* What this task involves *
Go through the material and pull out every line with the string "Index" in it.

* The records *

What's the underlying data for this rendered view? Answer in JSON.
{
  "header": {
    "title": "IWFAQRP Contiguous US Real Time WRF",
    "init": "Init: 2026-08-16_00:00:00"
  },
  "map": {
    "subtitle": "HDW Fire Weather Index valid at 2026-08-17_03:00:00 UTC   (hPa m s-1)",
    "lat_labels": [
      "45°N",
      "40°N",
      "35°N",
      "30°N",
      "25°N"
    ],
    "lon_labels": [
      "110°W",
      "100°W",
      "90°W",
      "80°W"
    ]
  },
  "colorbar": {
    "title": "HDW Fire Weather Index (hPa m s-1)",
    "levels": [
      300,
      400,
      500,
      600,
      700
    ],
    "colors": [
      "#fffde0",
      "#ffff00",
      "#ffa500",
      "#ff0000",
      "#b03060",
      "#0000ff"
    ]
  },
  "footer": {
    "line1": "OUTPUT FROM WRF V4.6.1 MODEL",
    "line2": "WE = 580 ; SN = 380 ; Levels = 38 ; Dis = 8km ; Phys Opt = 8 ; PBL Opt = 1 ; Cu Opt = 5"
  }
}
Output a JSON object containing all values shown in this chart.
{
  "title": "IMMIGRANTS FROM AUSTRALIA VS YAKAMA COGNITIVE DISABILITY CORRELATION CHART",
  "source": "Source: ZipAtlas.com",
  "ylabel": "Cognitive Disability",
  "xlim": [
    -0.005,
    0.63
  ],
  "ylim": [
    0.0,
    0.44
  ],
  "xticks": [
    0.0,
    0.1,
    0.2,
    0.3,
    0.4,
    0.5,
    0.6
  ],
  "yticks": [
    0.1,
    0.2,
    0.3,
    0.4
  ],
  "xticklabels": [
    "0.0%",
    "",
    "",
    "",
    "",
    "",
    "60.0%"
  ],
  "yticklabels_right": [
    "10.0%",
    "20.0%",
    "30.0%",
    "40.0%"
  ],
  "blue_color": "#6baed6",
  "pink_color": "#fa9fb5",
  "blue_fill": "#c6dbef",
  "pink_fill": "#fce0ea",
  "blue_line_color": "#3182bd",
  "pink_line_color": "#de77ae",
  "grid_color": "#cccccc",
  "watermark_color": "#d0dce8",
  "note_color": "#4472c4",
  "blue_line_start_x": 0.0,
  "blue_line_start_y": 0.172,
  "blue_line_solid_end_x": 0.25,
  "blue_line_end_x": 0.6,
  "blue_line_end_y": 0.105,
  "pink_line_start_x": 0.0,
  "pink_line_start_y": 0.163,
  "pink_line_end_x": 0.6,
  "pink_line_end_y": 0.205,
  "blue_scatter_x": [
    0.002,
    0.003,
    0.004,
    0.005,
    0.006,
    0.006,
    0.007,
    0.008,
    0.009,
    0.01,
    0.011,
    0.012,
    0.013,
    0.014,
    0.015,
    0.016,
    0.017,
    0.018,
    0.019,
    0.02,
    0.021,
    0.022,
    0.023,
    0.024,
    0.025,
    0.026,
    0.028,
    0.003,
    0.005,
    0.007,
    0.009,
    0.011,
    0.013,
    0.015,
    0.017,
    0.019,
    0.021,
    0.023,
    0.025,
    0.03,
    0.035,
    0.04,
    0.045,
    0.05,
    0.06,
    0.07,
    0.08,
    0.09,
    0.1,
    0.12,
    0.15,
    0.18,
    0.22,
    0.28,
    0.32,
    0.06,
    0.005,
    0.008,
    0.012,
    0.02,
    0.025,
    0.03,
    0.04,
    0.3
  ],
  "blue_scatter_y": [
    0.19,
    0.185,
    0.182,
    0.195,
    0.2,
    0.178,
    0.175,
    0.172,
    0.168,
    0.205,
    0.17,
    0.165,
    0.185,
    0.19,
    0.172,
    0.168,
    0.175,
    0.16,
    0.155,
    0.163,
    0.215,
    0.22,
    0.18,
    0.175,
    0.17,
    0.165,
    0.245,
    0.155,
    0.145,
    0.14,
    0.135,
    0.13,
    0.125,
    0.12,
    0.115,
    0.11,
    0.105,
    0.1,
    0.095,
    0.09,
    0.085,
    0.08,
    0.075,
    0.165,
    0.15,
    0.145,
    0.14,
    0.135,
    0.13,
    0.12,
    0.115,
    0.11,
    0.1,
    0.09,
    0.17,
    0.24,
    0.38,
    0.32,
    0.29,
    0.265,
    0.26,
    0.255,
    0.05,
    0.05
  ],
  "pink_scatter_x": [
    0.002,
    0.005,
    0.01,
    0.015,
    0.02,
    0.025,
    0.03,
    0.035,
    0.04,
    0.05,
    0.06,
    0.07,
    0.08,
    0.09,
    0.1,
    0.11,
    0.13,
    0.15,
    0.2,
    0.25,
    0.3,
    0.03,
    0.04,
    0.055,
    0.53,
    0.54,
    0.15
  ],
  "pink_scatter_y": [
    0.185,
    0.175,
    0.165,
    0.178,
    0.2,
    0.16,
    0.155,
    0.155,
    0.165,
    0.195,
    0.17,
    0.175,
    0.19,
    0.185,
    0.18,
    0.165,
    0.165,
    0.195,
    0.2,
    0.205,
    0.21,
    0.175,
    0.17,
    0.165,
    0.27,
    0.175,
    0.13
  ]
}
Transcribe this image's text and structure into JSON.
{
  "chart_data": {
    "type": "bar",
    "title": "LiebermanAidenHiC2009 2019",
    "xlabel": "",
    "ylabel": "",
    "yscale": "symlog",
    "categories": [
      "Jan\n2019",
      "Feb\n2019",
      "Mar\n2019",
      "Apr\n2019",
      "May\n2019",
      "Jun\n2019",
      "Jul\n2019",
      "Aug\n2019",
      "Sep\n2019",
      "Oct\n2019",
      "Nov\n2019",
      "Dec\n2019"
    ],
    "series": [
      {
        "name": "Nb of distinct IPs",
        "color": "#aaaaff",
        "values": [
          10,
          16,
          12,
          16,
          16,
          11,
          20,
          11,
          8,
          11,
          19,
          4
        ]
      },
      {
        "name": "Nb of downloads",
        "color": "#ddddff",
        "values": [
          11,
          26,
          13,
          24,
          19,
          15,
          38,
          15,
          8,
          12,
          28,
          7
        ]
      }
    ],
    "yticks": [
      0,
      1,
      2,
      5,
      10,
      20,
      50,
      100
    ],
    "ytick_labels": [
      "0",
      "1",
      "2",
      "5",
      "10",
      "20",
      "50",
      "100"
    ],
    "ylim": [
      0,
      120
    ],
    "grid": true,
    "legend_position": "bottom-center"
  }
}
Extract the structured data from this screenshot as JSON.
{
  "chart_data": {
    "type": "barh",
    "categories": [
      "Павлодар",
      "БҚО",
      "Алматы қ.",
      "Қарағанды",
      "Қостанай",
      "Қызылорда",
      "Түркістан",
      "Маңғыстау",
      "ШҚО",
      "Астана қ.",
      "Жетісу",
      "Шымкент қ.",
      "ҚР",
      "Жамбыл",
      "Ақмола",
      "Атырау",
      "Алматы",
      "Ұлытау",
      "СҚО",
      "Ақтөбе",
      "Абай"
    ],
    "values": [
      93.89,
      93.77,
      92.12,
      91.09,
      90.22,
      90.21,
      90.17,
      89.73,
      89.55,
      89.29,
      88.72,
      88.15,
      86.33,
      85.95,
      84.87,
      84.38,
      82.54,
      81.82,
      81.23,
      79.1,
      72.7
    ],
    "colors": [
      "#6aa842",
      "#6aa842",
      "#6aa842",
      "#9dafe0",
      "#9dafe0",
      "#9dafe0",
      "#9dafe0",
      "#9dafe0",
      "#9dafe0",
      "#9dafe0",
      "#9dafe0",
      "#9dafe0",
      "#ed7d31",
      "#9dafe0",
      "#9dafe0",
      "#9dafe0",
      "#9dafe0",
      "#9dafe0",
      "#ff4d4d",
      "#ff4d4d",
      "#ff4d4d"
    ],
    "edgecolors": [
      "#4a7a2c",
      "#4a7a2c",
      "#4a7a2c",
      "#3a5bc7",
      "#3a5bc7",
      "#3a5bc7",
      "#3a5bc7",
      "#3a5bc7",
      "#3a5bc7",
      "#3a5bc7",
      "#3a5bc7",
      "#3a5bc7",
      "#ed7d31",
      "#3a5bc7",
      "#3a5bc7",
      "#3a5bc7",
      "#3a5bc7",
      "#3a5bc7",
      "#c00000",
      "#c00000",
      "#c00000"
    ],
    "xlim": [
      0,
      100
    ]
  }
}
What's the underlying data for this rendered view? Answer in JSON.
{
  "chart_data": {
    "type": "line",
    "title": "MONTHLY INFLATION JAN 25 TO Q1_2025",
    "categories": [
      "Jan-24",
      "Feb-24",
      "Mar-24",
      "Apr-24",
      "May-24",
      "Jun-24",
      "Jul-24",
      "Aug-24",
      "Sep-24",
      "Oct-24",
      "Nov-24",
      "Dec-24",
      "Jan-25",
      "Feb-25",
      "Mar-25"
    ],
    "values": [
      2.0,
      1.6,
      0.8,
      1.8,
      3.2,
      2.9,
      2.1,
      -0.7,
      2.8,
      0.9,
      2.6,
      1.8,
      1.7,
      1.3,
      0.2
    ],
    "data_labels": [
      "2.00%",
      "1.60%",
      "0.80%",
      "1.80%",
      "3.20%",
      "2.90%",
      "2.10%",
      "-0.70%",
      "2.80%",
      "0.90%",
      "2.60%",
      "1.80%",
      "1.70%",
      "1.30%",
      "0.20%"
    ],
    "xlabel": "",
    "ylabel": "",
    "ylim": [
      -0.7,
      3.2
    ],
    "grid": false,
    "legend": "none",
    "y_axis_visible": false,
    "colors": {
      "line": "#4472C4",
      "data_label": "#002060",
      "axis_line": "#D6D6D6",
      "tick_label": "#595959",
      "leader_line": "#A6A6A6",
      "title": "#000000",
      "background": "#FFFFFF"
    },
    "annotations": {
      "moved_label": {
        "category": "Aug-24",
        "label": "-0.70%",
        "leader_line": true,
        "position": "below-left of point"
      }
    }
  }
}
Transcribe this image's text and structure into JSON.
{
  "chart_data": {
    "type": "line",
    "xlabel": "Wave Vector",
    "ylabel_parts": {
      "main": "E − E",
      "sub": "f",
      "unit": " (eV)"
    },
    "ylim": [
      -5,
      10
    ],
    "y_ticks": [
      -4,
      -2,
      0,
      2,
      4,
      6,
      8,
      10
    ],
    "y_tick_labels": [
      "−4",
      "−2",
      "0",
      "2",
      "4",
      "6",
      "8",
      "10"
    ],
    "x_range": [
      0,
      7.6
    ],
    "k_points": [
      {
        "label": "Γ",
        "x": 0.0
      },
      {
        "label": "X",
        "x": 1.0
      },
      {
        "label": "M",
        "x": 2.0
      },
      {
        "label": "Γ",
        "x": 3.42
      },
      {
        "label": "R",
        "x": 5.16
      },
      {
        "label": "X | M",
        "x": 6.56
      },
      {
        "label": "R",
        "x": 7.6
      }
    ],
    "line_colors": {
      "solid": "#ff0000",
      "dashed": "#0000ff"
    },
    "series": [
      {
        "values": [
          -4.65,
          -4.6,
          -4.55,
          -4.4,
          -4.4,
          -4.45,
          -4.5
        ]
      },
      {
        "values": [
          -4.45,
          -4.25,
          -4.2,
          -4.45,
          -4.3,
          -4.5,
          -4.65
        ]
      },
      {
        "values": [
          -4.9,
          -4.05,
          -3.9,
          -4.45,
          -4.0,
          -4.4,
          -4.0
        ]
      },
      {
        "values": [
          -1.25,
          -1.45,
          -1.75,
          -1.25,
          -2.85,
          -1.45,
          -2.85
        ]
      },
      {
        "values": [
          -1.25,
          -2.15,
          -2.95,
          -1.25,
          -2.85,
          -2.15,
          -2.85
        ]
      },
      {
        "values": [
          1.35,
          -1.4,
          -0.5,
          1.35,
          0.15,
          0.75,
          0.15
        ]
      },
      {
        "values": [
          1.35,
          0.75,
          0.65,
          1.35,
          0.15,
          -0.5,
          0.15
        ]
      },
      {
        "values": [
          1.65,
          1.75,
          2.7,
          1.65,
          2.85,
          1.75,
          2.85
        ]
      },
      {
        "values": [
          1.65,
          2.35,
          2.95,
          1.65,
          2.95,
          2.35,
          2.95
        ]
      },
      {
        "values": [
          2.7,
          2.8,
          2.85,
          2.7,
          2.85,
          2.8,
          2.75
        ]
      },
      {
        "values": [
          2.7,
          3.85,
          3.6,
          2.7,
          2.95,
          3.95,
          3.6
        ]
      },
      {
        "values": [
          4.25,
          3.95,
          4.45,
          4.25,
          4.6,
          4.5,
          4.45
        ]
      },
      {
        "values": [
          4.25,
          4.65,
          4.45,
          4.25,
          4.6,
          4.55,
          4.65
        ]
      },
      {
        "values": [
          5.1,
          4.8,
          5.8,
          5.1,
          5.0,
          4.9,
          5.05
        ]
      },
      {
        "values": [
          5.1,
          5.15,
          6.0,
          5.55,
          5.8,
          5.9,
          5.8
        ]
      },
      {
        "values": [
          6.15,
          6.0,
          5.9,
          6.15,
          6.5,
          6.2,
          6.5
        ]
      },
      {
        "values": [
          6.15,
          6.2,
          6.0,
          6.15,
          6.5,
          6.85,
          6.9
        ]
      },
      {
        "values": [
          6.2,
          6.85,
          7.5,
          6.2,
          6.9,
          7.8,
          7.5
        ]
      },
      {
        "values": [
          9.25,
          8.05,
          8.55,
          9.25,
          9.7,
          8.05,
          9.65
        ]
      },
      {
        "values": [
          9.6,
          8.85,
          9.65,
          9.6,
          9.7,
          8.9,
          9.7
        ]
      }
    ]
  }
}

* The reply *
    "subtitle": "HDW Fire Weather Index valid at 2026-08-17_03:00:00 UTC   (hPa m s-1)",
    "title": "HDW Fire Weather Index (hPa m s-1)",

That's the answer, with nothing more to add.